Problem description: Write the records out again, keeping each line exactly as it is.

Input rows:
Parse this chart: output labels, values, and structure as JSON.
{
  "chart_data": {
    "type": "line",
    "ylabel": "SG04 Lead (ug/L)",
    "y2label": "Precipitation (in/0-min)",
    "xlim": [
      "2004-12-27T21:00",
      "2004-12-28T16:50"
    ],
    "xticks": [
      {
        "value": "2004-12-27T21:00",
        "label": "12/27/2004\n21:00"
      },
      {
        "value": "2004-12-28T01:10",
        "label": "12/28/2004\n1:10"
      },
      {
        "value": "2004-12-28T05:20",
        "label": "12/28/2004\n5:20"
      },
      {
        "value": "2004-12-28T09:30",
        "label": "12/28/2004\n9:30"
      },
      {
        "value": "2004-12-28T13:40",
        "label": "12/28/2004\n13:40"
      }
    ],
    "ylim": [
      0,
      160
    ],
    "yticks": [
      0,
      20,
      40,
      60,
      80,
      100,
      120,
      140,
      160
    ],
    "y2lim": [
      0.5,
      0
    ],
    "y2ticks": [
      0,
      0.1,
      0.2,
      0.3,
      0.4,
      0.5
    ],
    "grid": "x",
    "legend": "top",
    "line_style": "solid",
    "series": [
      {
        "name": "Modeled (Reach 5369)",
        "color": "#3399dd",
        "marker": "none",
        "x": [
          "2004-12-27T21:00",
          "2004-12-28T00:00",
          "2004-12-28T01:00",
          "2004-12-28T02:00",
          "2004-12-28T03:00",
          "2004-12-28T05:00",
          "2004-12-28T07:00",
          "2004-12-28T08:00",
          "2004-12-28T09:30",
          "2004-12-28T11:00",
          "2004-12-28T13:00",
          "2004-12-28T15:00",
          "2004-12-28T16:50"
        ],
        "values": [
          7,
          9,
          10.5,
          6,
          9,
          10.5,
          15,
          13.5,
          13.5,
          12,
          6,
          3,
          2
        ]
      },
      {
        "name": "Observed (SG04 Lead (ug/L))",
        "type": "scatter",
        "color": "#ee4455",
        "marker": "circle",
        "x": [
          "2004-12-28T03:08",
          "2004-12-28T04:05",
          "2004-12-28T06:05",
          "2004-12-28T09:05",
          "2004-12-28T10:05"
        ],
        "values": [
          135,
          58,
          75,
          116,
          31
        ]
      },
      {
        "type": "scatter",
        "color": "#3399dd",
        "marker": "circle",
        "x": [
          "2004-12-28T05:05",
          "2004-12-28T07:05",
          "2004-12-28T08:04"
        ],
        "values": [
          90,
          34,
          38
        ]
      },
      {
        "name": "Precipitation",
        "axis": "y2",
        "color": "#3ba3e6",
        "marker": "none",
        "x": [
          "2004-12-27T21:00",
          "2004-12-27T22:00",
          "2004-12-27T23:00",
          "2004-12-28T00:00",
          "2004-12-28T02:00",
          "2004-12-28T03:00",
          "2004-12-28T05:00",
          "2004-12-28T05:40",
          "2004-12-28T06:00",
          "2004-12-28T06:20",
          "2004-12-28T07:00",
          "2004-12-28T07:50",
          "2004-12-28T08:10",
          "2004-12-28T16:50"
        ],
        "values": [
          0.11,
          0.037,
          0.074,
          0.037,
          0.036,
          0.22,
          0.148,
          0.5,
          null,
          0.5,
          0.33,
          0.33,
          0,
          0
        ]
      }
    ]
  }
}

Solved problem:
Parse this chart: output labels, values, and structure as JSON.
{
  "chart_data": {
    "type": "line",
    "ylabel": "SG04 Lead (ug/L)",
    "y2label": "Precipitation (in/0-min)",
    "xlim": [
      "2004-12-27T21:00",
      "2004-12-28T16:50"
    ],
    "xticks": [
      {
        "value": "2004-12-27T21:00",
        "label": "12/27/2004\n21:00"
      },
      {
        "value": "2004-12-28T01:10",
        "label": "12/28/2004\n1:10"
      },
      {
        "value": "2004-12-28T05:20",
        "label": "12/28/2004\n5:20"
      },
      {
        "value": "2004-12-28T09:30",
        "label": "12/28/2004\n9:30"
      },
      {
        "value": "2004-12-28T13:40",
        "label": "12/28/2004\n13:40"
      }
    ],
    "ylim": [
      0,
      160
    ],
    "yticks": [
      0,
      20,
      40,
      60,
      80,
      100,
      120,
      140,
      160
    ],
    "y2lim": [
      0.5,
      0
    ],
    "y2ticks": [
      0,
      0.1,
      0.2,
      0.3,
      0.4,
      0.5
    ],
    "grid": "x",
    "legend": "top",
    "line_style": "solid",
    "series": [
      {
        "name": "Modeled (Reach 5369)",
        "color": "#3399dd",
        "marker": "none",
        "x": [
          "2004-12-27T21:00",
          "2004-12-28T00:00",
          "2004-12-28T01:00",
          "2004-12-28T02:00",
          "2004-12-28T03:00",
          "2004-12-28T05:00",
          "2004-12-28T07:00",
          "2004-12-28T08:00",
          "2004-12-28T09:30",
          "2004-12-28T11:00",
          "2004-12-28T13:00",
          "2004-12-28T15:00",
          "2004-12-28T16:50"
        ],
        "values": [
          7,
          9,
          10.5,
          6,
          9,
          10.5,
          15,
          13.5,
          13.5,
          12,
          6,
          3,
          2
        ]
      },
      {
        "name": "Observed (SG04 Lead (ug/L))",
        "type": "scatter",
        "color": "#ee4455",
        "marker": "circle",
        "x": [
          "2004-12-28T03:08",
          "2004-12-28T04:05",
          "2004-12-28T06:05",
          "2004-12-28T09:05",
          "2004-12-28T10:05"
        ],
        "values": [
          135,
          58,
          75,
          116,
          31
        ]
      },
      {
        "type": "scatter",
        "color": "#3399dd",
        "marker": "circle",
        "x": [
          "2004-12-28T05:05",
          "2004-12-28T07:05",
          "2004-12-28T08:04"
        ],
        "values": [
          90,
          34,
          38
        ]
      },
      {
        "name": "Precipitation",
        "axis": "y2",
        "color": "#3ba3e6",
        "marker": "none",
        "x": [
          "2004-12-27T21:00",
          "2004-12-27T22:00",
          "2004-12-27T23:00",
          "2004-12-28T00:00",
          "2004-12-28T02:00",
          "2004-12-28T03:00",
          "2004-12-28T05:00",
          "2004-12-28T05:40",
          "2004-12-28T06:00",
          "2004-12-28T06:20",
          "2004-12-28T07:00",
          "2004-12-28T07:50",
          "2004-12-28T08:10",
          "2004-12-28T16:50"
        ],
        "values": [
          0.11,
          0.037,
          0.074,
          0.037,
          0.036,
          0.22,
          0.148,
          0.5,
          null,
          0.5,
          0.33,
          0.33,
          0,
          0
        ]
      }
    ]
  }
}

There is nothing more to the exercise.